What this task involves ::
Say how many lines hold the string "représentants", and nothing more.

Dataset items
—————
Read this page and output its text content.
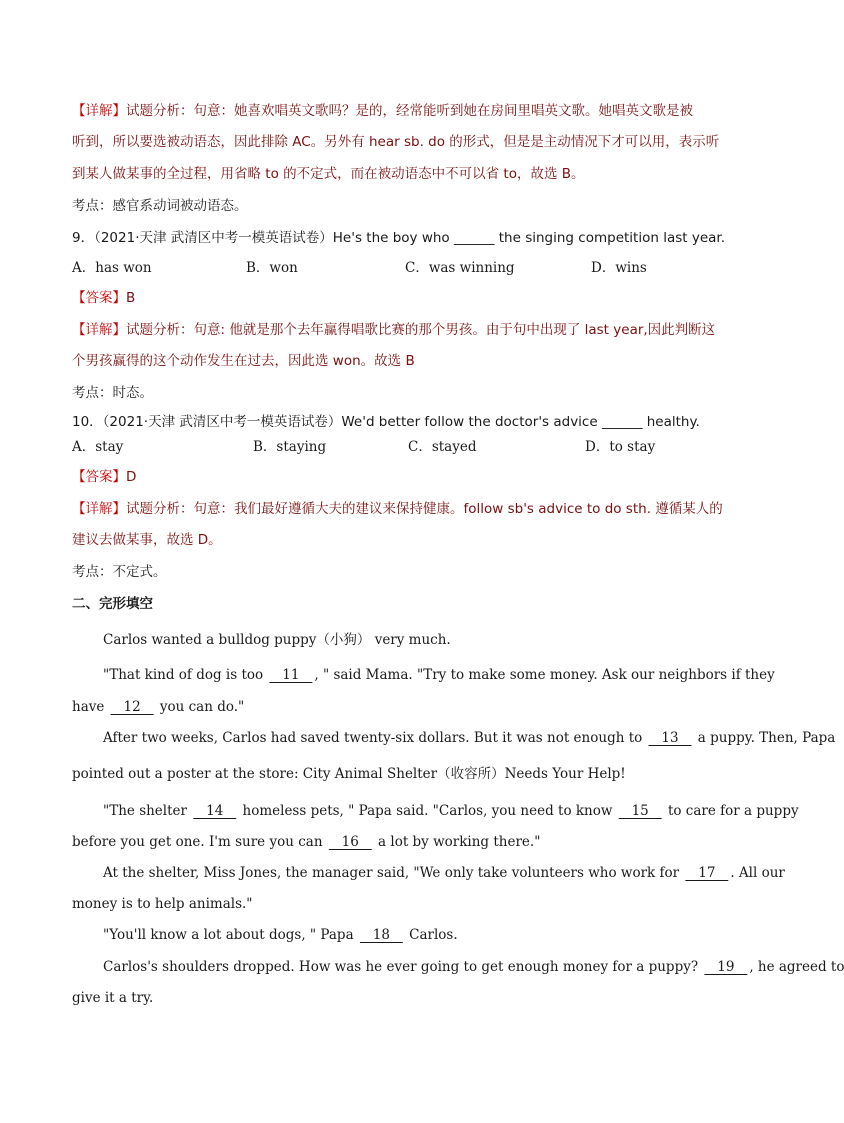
【详解】试题分析：句意：她喜欢唱英文歌吗？是的，经常能听到她在房间里唱英文歌。她唱英文歌是被
听到，所以要选被动语态，因此排除 AC。另外有 hear sb. do 的形式，但是是主动情况下才可以用，表示听
到某人做某事的全过程，用省略 to 的不定式，而在被动语态中不可以省 to，故选 B。
考点：感官系动词被动语态。
9．（2021·天津 武清区中考一模英语试卷）He's the boy who ______ the singing competition last year.
A．has won	B．won	C．was winning	D．wins
【答案】B
【详解】试题分析：句意: 他就是那个去年赢得唱歌比赛的那个男孩。由于句中出现了 last year,因此判断这
个男孩赢得的这个动作发生在过去，因此选 won。故选 B
考点：时态。
10．（2021·天津 武清区中考一模英语试卷）We'd better follow the doctor's advice ______ healthy.
A．stay	B．staying	C．stayed	D．to stay
【答案】D
【详解】试题分析：句意：我们最好遵循大夫的建议来保持健康。follow sb's advice to do sth. 遵循某人的
建议去做某事，故选 D。
考点：不定式。
二、完形填空
Carlos wanted a bulldog puppy（小狗） very much.
"That kind of dog is too    11   , " said Mama. "Try to make some money. Ask our neighbors if they
have    12    you can do."
After two weeks, Carlos had saved twenty-six dollars. But it was not enough to    13    a puppy. Then, Papa
pointed out a poster at the store: City Animal Shelter（收容所）Needs Your Help!
"The shelter    14    homeless pets, " Papa said. "Carlos, you need to know    15    to care for a puppy
before you get one. I'm sure you can    16    a lot by working there."
At the shelter, Miss Jones, the manager said, "We only take volunteers who work for    17   . All our
money is to help animals."
"You'll know a lot about dogs, " Papa    18    Carlos.
Carlos's shoulders dropped. How was he ever going to get enough money for a puppy?    19   , he agreed to
give it a try.
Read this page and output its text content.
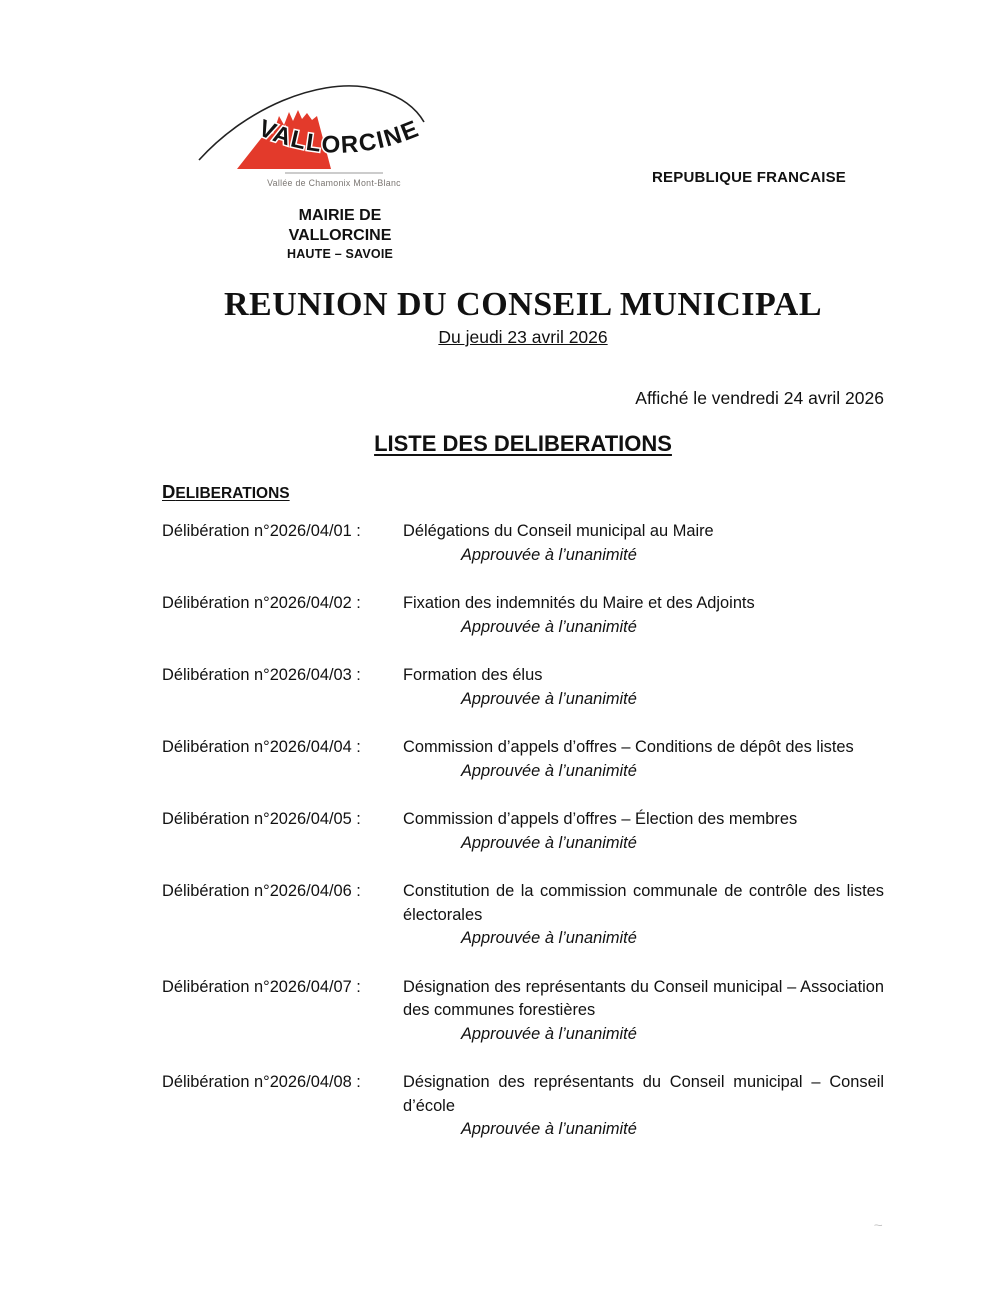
VALLORCINE
Vallée de Chamonix Mont-Blanc	REPUBLIQUE FRANCAISE
MAIRIE DE
VALLORCINE
HAUTE – SAVOIE
REUNION DU CONSEIL MUNICIPAL
Du jeudi 23 avril 2026
Affiché le vendredi 24 avril 2026
LISTE DES DELIBERATIONS
DELIBERATIONS
Délibération n°2026/04/01 :	Délégations du Conseil municipal au Maire
Approuvée à l’unanimité
Délibération n°2026/04/02 :	Fixation des indemnités du Maire et des Adjoints
Approuvée à l’unanimité
Délibération n°2026/04/03 :	Formation des élus
Approuvée à l’unanimité
Délibération n°2026/04/04 :	Commission d’appels d’offres – Conditions de dépôt des listes
Approuvée à l’unanimité
Délibération n°2026/04/05 :	Commission d’appels d’offres – Élection des membres
Approuvée à l’unanimité
Délibération n°2026/04/06 :	Constitution de la commission communale de contrôle des listes électorales
Approuvée à l’unanimité
Délibération n°2026/04/07 :	Désignation des représentants du Conseil municipal – Association des communes forestières
Approuvée à l’unanimité
Délibération n°2026/04/08 :	Désignation des représentants du Conseil municipal – Conseil d’école
Approuvée à l’unanimité
~
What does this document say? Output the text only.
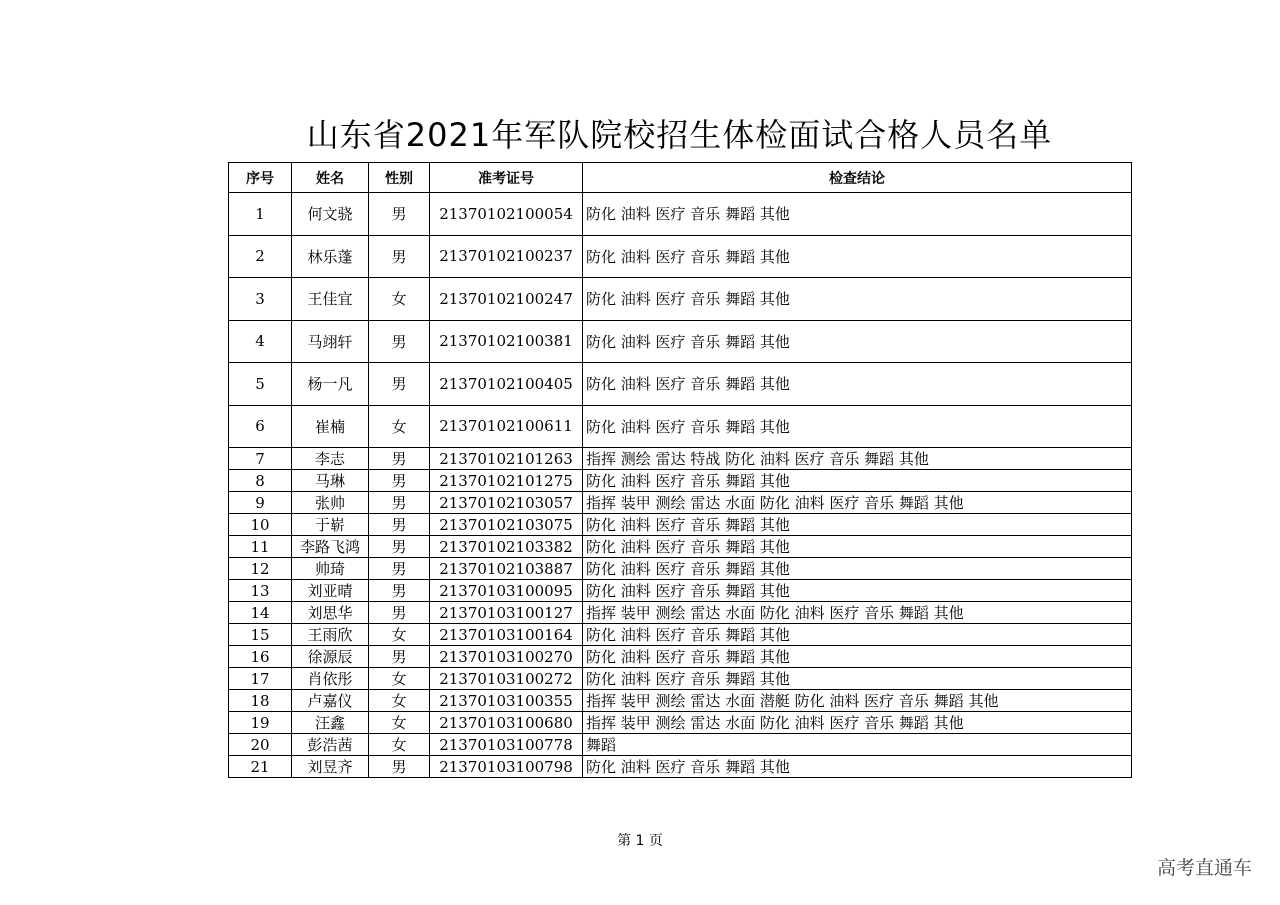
山东省2021年军队院校招生体检面试合格人员名单
序号	姓名	性别	准考证号	检查结论
1	何文骁	男	21370102100054	防化 油料 医疗 音乐 舞蹈 其他
2	林乐蓬	男	21370102100237	防化 油料 医疗 音乐 舞蹈 其他
3	王佳宜	女	21370102100247	防化 油料 医疗 音乐 舞蹈 其他
4	马翊轩	男	21370102100381	防化 油料 医疗 音乐 舞蹈 其他
5	杨一凡	男	21370102100405	防化 油料 医疗 音乐 舞蹈 其他
6	崔楠	女	21370102100611	防化 油料 医疗 音乐 舞蹈 其他
7	李志	男	21370102101263	指挥 测绘 雷达 特战 防化 油料 医疗 音乐 舞蹈 其他
8	马琳	男	21370102101275	防化 油料 医疗 音乐 舞蹈 其他
9	张帅	男	21370102103057	指挥 装甲 测绘 雷达 水面 防化 油料 医疗 音乐 舞蹈 其他
10	于崭	男	21370102103075	防化 油料 医疗 音乐 舞蹈 其他
11	李路飞鸿	男	21370102103382	防化 油料 医疗 音乐 舞蹈 其他
12	帅琦	男	21370102103887	防化 油料 医疗 音乐 舞蹈 其他
13	刘亚晴	男	21370103100095	防化 油料 医疗 音乐 舞蹈 其他
14	刘思华	男	21370103100127	指挥 装甲 测绘 雷达 水面 防化 油料 医疗 音乐 舞蹈 其他
15	王雨欣	女	21370103100164	防化 油料 医疗 音乐 舞蹈 其他
16	徐源辰	男	21370103100270	防化 油料 医疗 音乐 舞蹈 其他
17	肖依彤	女	21370103100272	防化 油料 医疗 音乐 舞蹈 其他
18	卢嘉仪	女	21370103100355	指挥 装甲 测绘 雷达 水面 潜艇 防化 油料 医疗 音乐 舞蹈 其他
19	汪鑫	女	21370103100680	指挥 装甲 测绘 雷达 水面 防化 油料 医疗 音乐 舞蹈 其他
20	彭浩茜	女	21370103100778	舞蹈
21	刘昱齐	男	21370103100798	防化 油料 医疗 音乐 舞蹈 其他
第 1 页
高考直通车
—————
Exercise response ::
2